__Problem requirements__
Copy every record below, exactly as written.

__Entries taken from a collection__
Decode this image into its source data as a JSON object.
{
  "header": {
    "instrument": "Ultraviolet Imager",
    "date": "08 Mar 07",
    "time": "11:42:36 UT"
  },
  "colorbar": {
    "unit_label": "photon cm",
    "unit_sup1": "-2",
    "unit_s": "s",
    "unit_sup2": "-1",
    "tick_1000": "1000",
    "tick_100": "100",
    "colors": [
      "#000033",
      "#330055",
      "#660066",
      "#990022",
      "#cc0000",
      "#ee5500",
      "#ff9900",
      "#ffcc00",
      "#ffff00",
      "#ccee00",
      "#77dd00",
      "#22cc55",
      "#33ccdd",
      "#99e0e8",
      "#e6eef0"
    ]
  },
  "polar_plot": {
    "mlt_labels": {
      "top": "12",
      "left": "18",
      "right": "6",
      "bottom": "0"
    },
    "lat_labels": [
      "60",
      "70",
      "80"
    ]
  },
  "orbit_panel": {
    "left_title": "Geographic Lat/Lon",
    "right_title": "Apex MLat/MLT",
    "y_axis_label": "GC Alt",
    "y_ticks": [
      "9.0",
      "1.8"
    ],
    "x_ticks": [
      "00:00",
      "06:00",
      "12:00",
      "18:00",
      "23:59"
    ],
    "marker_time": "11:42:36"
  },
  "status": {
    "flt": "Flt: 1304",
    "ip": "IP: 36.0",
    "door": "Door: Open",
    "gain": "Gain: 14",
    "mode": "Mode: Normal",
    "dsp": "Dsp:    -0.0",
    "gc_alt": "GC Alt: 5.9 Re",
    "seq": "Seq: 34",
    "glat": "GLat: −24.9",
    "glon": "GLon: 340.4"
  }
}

__Response to the task__
Decode this image into its source data as a JSON object.
{
  "header": {
    "instrument": "Ultraviolet Imager",
    "date": "08 Mar 07",
    "time": "11:42:36 UT"
  },
  "colorbar": {
    "unit_label": "photon cm",
    "unit_sup1": "-2",
    "unit_s": "s",
    "unit_sup2": "-1",
    "tick_1000": "1000",
    "tick_100": "100",
    "colors": [
      "#000033",
      "#330055",
      "#660066",
      "#990022",
      "#cc0000",
      "#ee5500",
      "#ff9900",
      "#ffcc00",
      "#ffff00",
      "#ccee00",
      "#77dd00",
      "#22cc55",
      "#33ccdd",
      "#99e0e8",
      "#e6eef0"
    ]
  },
  "polar_plot": {
    "mlt_labels": {
      "top": "12",
      "left": "18",
      "right": "6",
      "bottom": "0"
    },
    "lat_labels": [
      "60",
      "70",
      "80"
    ]
  },
  "orbit_panel": {
    "left_title": "Geographic Lat/Lon",
    "right_title": "Apex MLat/MLT",
    "y_axis_label": "GC Alt",
    "y_ticks": [
      "9.0",
      "1.8"
    ],
    "x_ticks": [
      "00:00",
      "06:00",
      "12:00",
      "18:00",
      "23:59"
    ],
    "marker_time": "11:42:36"
  },
  "status": {
    "flt": "Flt: 1304",
    "ip": "IP: 36.0",
    "door": "Door: Open",
    "gain": "Gain: 14",
    "mode": "Mode: Normal",
    "dsp": "Dsp:    -0.0",
    "gc_alt": "GC Alt: 5.9 Re",
    "seq": "Seq: 34",
    "glat": "GLat: −24.9",
    "glon": "GLon: 340.4"
  }
}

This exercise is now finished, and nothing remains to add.